■ **STATED PROBLEM**
Copy out the listing that follows exactly, dropping every picture.

>> Begin

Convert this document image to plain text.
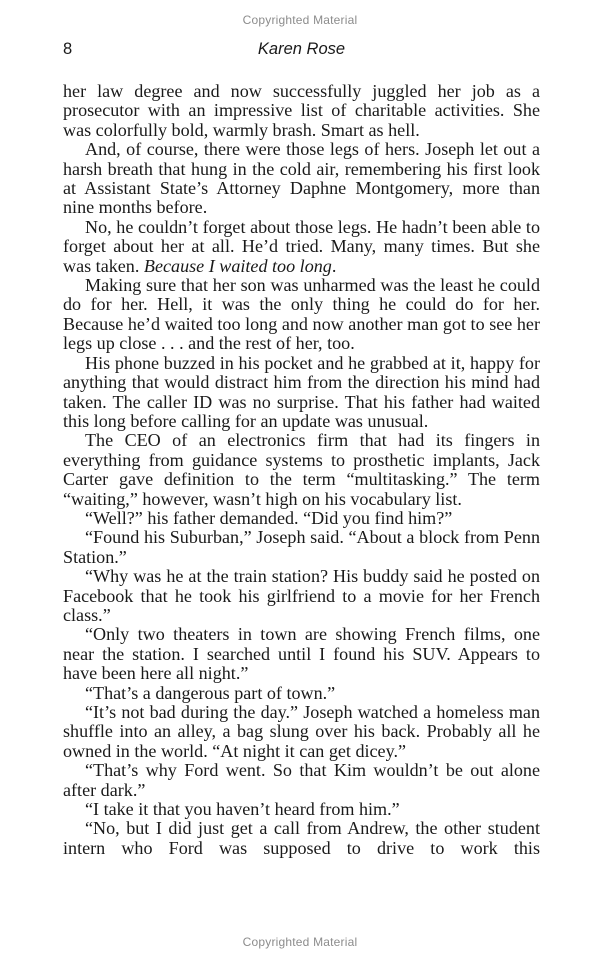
Copyrighted Material
8	Karen Rose

her law degree and now successfully juggled her job as a prosecutor with an impressive list of charitable activities. She was colorfully bold, warmly brash. Smart as hell.

And, of course, there were those legs of hers. Joseph let out a harsh breath that hung in the cold air, remembering his first look at Assistant State’s Attorney Daphne Montgomery, more than nine months before.

No, he couldn’t forget about those legs. He hadn’t been able to forget about her at all. He’d tried. Many, many times. But she was taken. Because I waited too long.

Making sure that her son was unharmed was the least he could do for her. Hell, it was the only thing he could do for her. Because he’d waited too long and now another man got to see her legs up close . . . and the rest of her, too.

His phone buzzed in his pocket and he grabbed at it, happy for anything that would distract him from the direction his mind had taken. The caller ID was no surprise. That his father had waited this long before calling for an update was unusual.

The CEO of an electronics firm that had its fingers in everything from guidance systems to prosthetic implants, Jack Carter gave definition to the term “multitasking.” The term “waiting,” however, wasn’t high on his vocabulary list.

“Well?” his father demanded. “Did you find him?”

“Found his Suburban,” Joseph said. “About a block from Penn Station.”

“Why was he at the train station? His buddy said he posted on Facebook that he took his girlfriend to a movie for her French class.”

“Only two theaters in town are showing French films, one near the station. I searched until I found his SUV. Appears to have been here all night.”

“That’s a dangerous part of town.”

“It’s not bad during the day.” Joseph watched a homeless man shuffle into an alley, a bag slung over his back. Probably all he owned in the world. “At night it can get dicey.”

“That’s why Ford went. So that Kim wouldn’t be out alone after dark.”

“I take it that you haven’t heard from him.”

“No, but I did just get a call from Andrew, the other student intern who Ford was supposed to drive to work this

Copyrighted Material
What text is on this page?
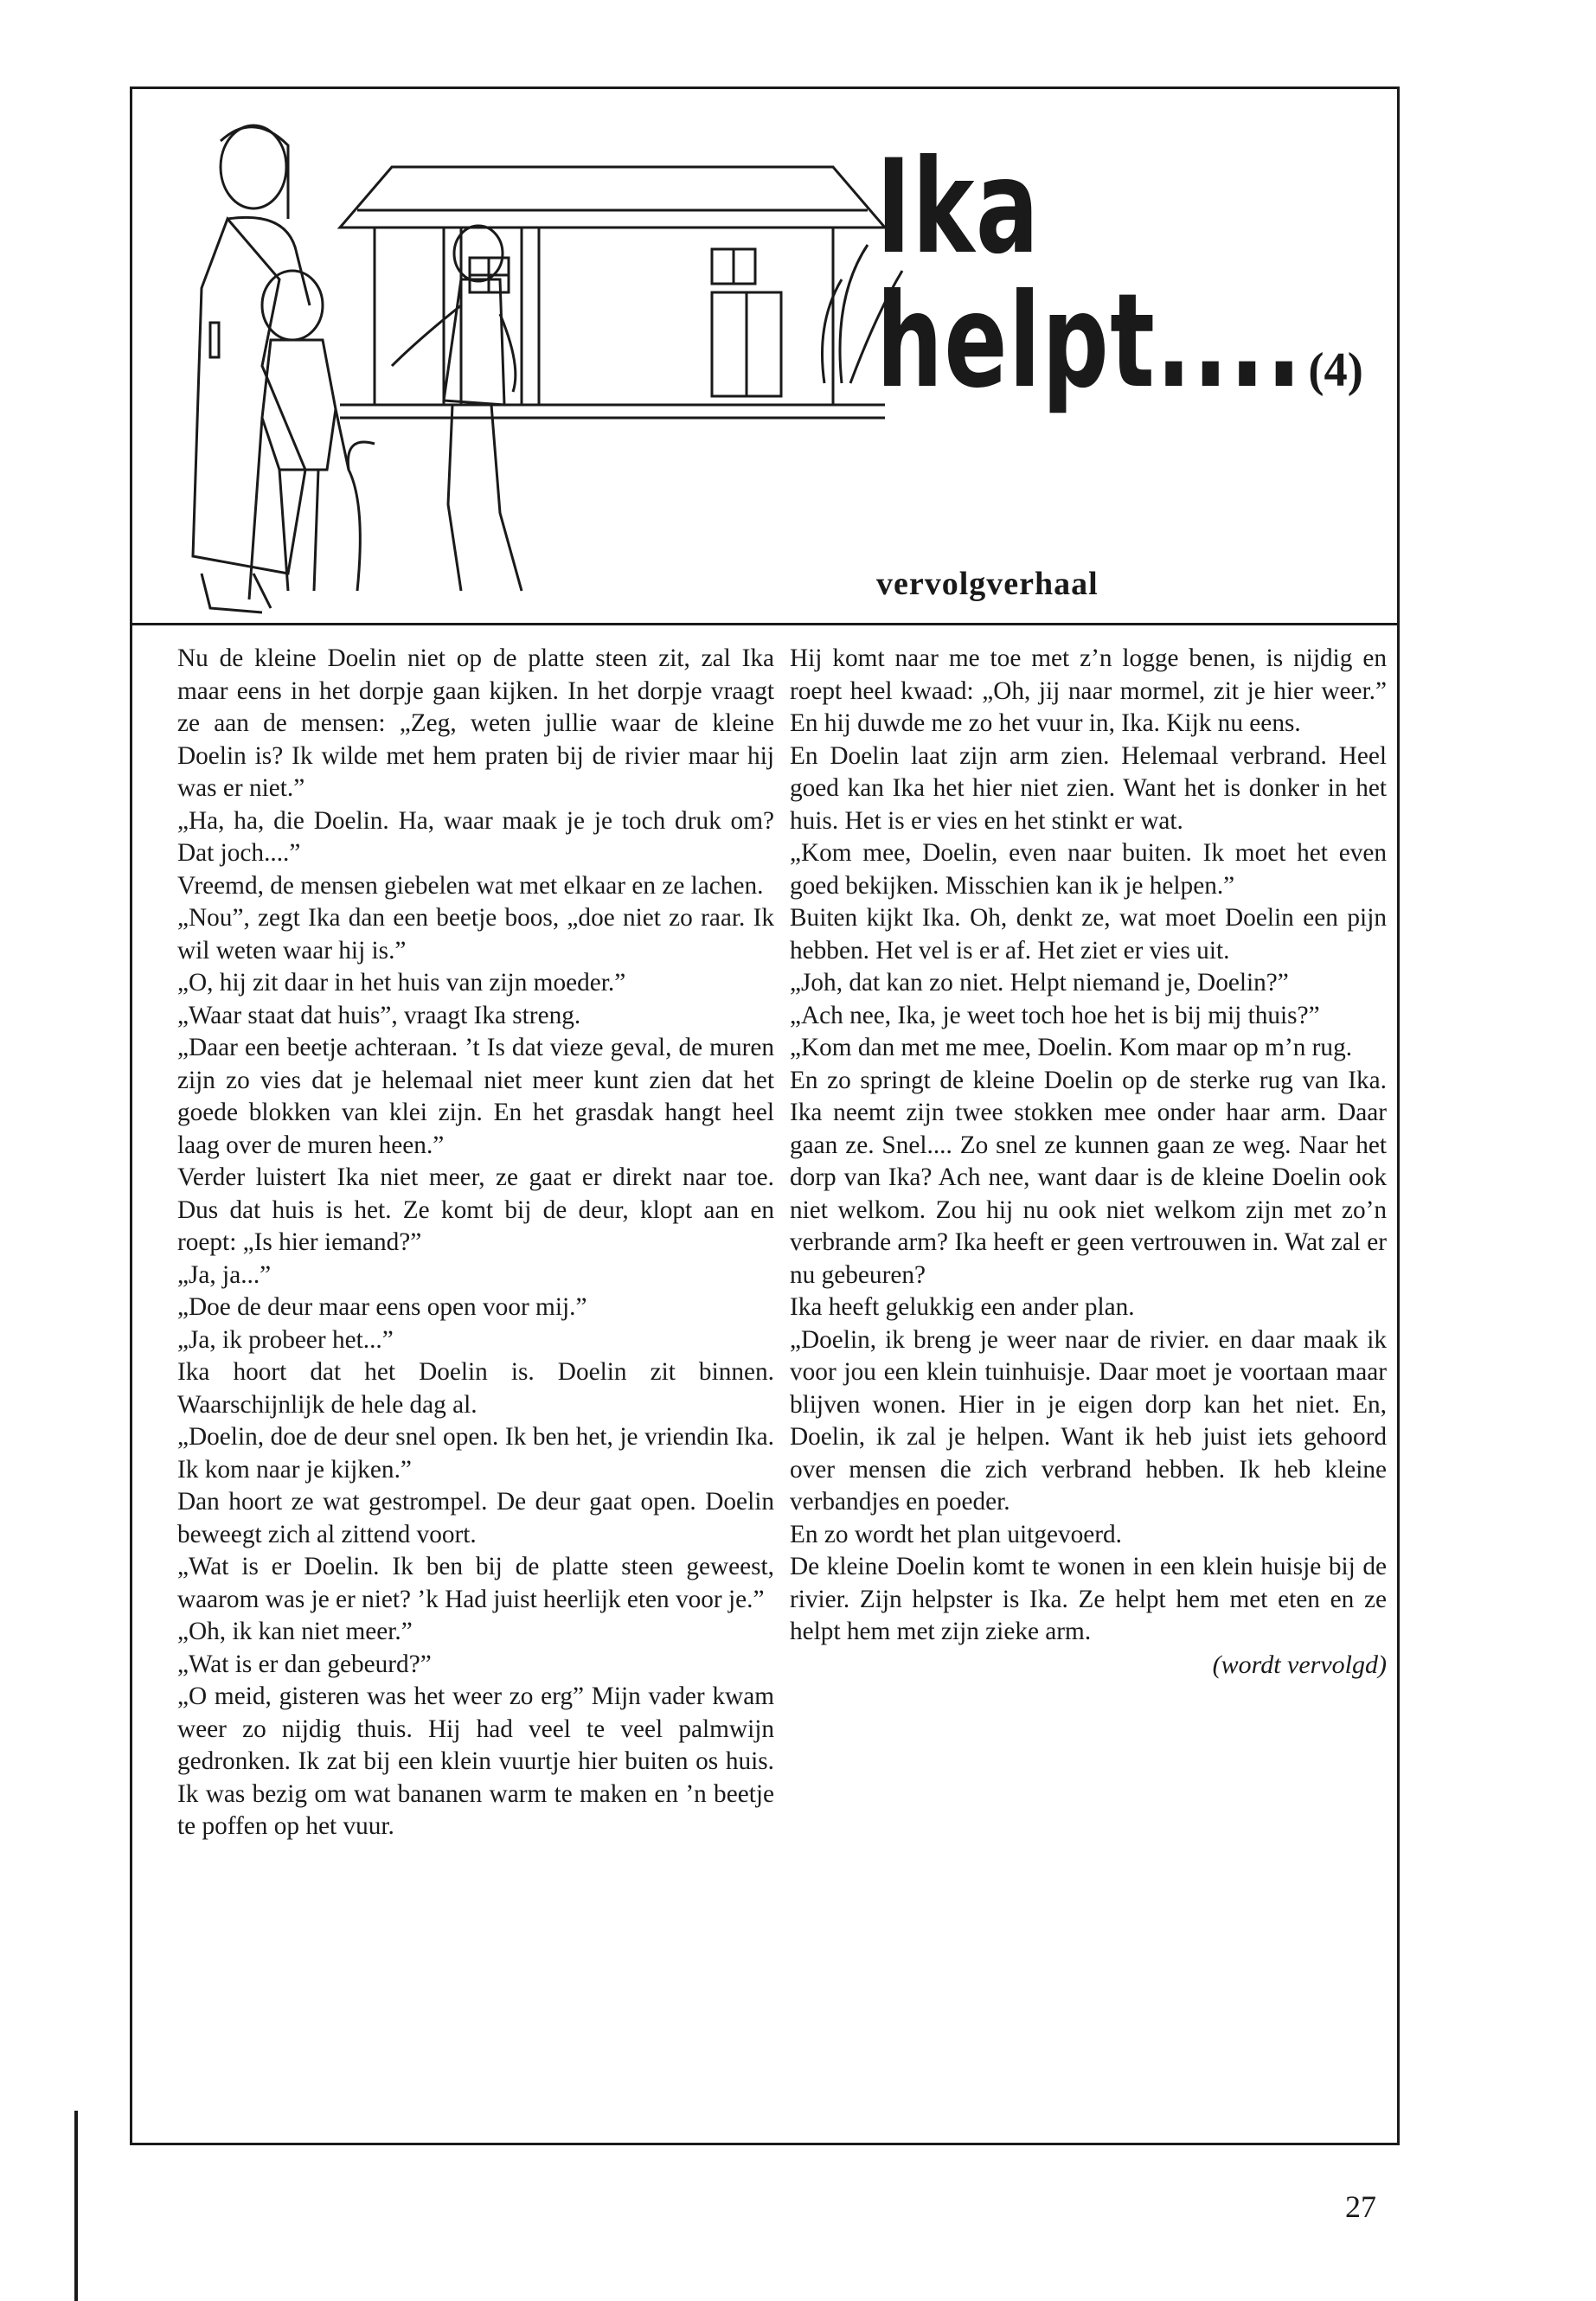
Ika
helpt.... (4)
vervolgverhaal

Nu de kleine Doelin niet op de platte steen zit, zal Ika maar eens in het dorpje gaan kijken. In het dorpje vraagt ze aan de mensen: „Zeg, weten jullie waar de kleine Doelin is? Ik wilde met hem praten bij de rivier maar hij was er niet.”

„Ha, ha, die Doelin. Ha, waar maak je je toch druk om? Dat joch....”

Vreemd, de mensen giebelen wat met elkaar en ze lachen.

„Nou”, zegt Ika dan een beetje boos, „doe niet zo raar. Ik wil weten waar hij is.”

„O, hij zit daar in het huis van zijn moeder.”

„Waar staat dat huis”, vraagt Ika streng.

„Daar een beetje achteraan. ’t Is dat vieze geval, de muren zijn zo vies dat je helemaal niet meer kunt zien dat het goede blokken van klei zijn. En het grasdak hangt heel laag over de muren heen.”

Verder luistert Ika niet meer, ze gaat er direkt naar toe. Dus dat huis is het. Ze komt bij de deur, klopt aan en roept: „Is hier iemand?”

„Ja, ja...”

„Doe de deur maar eens open voor mij.”

„Ja, ik probeer het...”

Ika hoort dat het Doelin is. Doelin zit binnen. Waarschijnlijk de hele dag al.

„Doelin, doe de deur snel open. Ik ben het, je vriendin Ika. Ik kom naar je kijken.”

Dan hoort ze wat gestrompel. De deur gaat open. Doelin beweegt zich al zittend voort.

„Wat is er Doelin. Ik ben bij de platte steen geweest, waarom was je er niet? ’k Had juist heerlijk eten voor je.”

„Oh, ik kan niet meer.”

„Wat is er dan gebeurd?”

„O meid, gisteren was het weer zo erg” Mijn vader kwam weer zo nijdig thuis. Hij had veel te veel palmwijn gedronken. Ik zat bij een klein vuurtje hier buiten os huis. Ik was bezig om wat bananen warm te maken en ’n beetje te poffen op het vuur.

Hij komt naar me toe met z’n logge benen, is nijdig en roept heel kwaad: „Oh, jij naar mormel, zit je hier weer.” En hij duwde me zo het vuur in, Ika. Kijk nu eens.

En Doelin laat zijn arm zien. Helemaal verbrand. Heel goed kan Ika het hier niet zien. Want het is donker in het huis. Het is er vies en het stinkt er wat.

„Kom mee, Doelin, even naar buiten. Ik moet het even goed bekijken. Misschien kan ik je helpen.”

Buiten kijkt Ika. Oh, denkt ze, wat moet Doelin een pijn hebben. Het vel is er af. Het ziet er vies uit.

„Joh, dat kan zo niet. Helpt niemand je, Doelin?”

„Ach nee, Ika, je weet toch hoe het is bij mij thuis?”

„Kom dan met me mee, Doelin. Kom maar op m’n rug.

En zo springt de kleine Doelin op de sterke rug van Ika. Ika neemt zijn twee stokken mee onder haar arm. Daar gaan ze. Snel.... Zo snel ze kunnen gaan ze weg. Naar het dorp van Ika? Ach nee, want daar is de kleine Doelin ook niet welkom. Zou hij nu ook niet welkom zijn met zo’n verbrande arm? Ika heeft er geen vertrouwen in. Wat zal er nu gebeuren?

Ika heeft gelukkig een ander plan.

„Doelin, ik breng je weer naar de rivier. en daar maak ik voor jou een klein tuinhuisje. Daar moet je voortaan maar blijven wonen. Hier in je eigen dorp kan het niet. En, Doelin, ik zal je helpen. Want ik heb juist iets gehoord over mensen die zich verbrand hebben. Ik heb kleine verbandjes en poeder.

En zo wordt het plan uitgevoerd.

De kleine Doelin komt te wonen in een klein huisje bij de rivier. Zijn helpster is Ika. Ze helpt hem met eten en ze helpt hem met zijn zieke arm.

(wordt vervolgd)

27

>> End

■ **RESPONSE FOR THIS EXERCISE**
Convert this document image to plain text.
Copyrighted Material
8	Karen Rose

her law degree and now successfully juggled her job as a prosecutor with an impressive list of charitable activities. She was colorfully bold, warmly brash. Smart as hell.

And, of course, there were those legs of hers. Joseph let out a harsh breath that hung in the cold air, remembering his first look at Assistant State’s Attorney Daphne Montgomery, more than nine months before.

No, he couldn’t forget about those legs. He hadn’t been able to forget about her at all. He’d tried. Many, many times. But she was taken. Because I waited too long.

Making sure that her son was unharmed was the least he could do for her. Hell, it was the only thing he could do for her. Because he’d waited too long and now another man got to see her legs up close . . . and the rest of her, too.

His phone buzzed in his pocket and he grabbed at it, happy for anything that would distract him from the direction his mind had taken. The caller ID was no surprise. That his father had waited this long before calling for an update was unusual.

The CEO of an electronics firm that had its fingers in everything from guidance systems to prosthetic implants, Jack Carter gave definition to the term “multitasking.” The term “waiting,” however, wasn’t high on his vocabulary list.

“Well?” his father demanded. “Did you find him?”

“Found his Suburban,” Joseph said. “About a block from Penn Station.”

“Why was he at the train station? His buddy said he posted on Facebook that he took his girlfriend to a movie for her French class.”

“Only two theaters in town are showing French films, one near the station. I searched until I found his SUV. Appears to have been here all night.”

“That’s a dangerous part of town.”

“It’s not bad during the day.” Joseph watched a homeless man shuffle into an alley, a bag slung over his back. Probably all he owned in the world. “At night it can get dicey.”

“That’s why Ford went. So that Kim wouldn’t be out alone after dark.”

“I take it that you haven’t heard from him.”

“No, but I did just get a call from Andrew, the other student intern who Ford was supposed to drive to work this

Copyrighted Material
What text is on this page?
Ika
helpt.... (4)
vervolgverhaal

Nu de kleine Doelin niet op de platte steen zit, zal Ika maar eens in het dorpje gaan kijken. In het dorpje vraagt ze aan de mensen: „Zeg, weten jullie waar de kleine Doelin is? Ik wilde met hem praten bij de rivier maar hij was er niet.”

„Ha, ha, die Doelin. Ha, waar maak je je toch druk om? Dat joch....”

Vreemd, de mensen giebelen wat met elkaar en ze lachen.

„Nou”, zegt Ika dan een beetje boos, „doe niet zo raar. Ik wil weten waar hij is.”

„O, hij zit daar in het huis van zijn moeder.”

„Waar staat dat huis”, vraagt Ika streng.

„Daar een beetje achteraan. ’t Is dat vieze geval, de muren zijn zo vies dat je helemaal niet meer kunt zien dat het goede blokken van klei zijn. En het grasdak hangt heel laag over de muren heen.”

Verder luistert Ika niet meer, ze gaat er direkt naar toe. Dus dat huis is het. Ze komt bij de deur, klopt aan en roept: „Is hier iemand?”

„Ja, ja...”

„Doe de deur maar eens open voor mij.”

„Ja, ik probeer het...”

Ika hoort dat het Doelin is. Doelin zit binnen. Waarschijnlijk de hele dag al.

„Doelin, doe de deur snel open. Ik ben het, je vriendin Ika. Ik kom naar je kijken.”

Dan hoort ze wat gestrompel. De deur gaat open. Doelin beweegt zich al zittend voort.

„Wat is er Doelin. Ik ben bij de platte steen geweest, waarom was je er niet? ’k Had juist heerlijk eten voor je.”

„Oh, ik kan niet meer.”

„Wat is er dan gebeurd?”

„O meid, gisteren was het weer zo erg” Mijn vader kwam weer zo nijdig thuis. Hij had veel te veel palmwijn gedronken. Ik zat bij een klein vuurtje hier buiten os huis. Ik was bezig om wat bananen warm te maken en ’n beetje te poffen op het vuur.

Hij komt naar me toe met z’n logge benen, is nijdig en roept heel kwaad: „Oh, jij naar mormel, zit je hier weer.” En hij duwde me zo het vuur in, Ika. Kijk nu eens.

En Doelin laat zijn arm zien. Helemaal verbrand. Heel goed kan Ika het hier niet zien. Want het is donker in het huis. Het is er vies en het stinkt er wat.

„Kom mee, Doelin, even naar buiten. Ik moet het even goed bekijken. Misschien kan ik je helpen.”

Buiten kijkt Ika. Oh, denkt ze, wat moet Doelin een pijn hebben. Het vel is er af. Het ziet er vies uit.

„Joh, dat kan zo niet. Helpt niemand je, Doelin?”

„Ach nee, Ika, je weet toch hoe het is bij mij thuis?”

„Kom dan met me mee, Doelin. Kom maar op m’n rug.

En zo springt de kleine Doelin op de sterke rug van Ika. Ika neemt zijn twee stokken mee onder haar arm. Daar gaan ze. Snel.... Zo snel ze kunnen gaan ze weg. Naar het dorp van Ika? Ach nee, want daar is de kleine Doelin ook niet welkom. Zou hij nu ook niet welkom zijn met zo’n verbrande arm? Ika heeft er geen vertrouwen in. Wat zal er nu gebeuren?

Ika heeft gelukkig een ander plan.

„Doelin, ik breng je weer naar de rivier. en daar maak ik voor jou een klein tuinhuisje. Daar moet je voortaan maar blijven wonen. Hier in je eigen dorp kan het niet. En, Doelin, ik zal je helpen. Want ik heb juist iets gehoord over mensen die zich verbrand hebben. Ik heb kleine verbandjes en poeder.

En zo wordt het plan uitgevoerd.

De kleine Doelin komt te wonen in een klein huisje bij de rivier. Zijn helpster is Ika. Ze helpt hem met eten en ze helpt hem met zijn zieke arm.

(wordt vervolgd)

27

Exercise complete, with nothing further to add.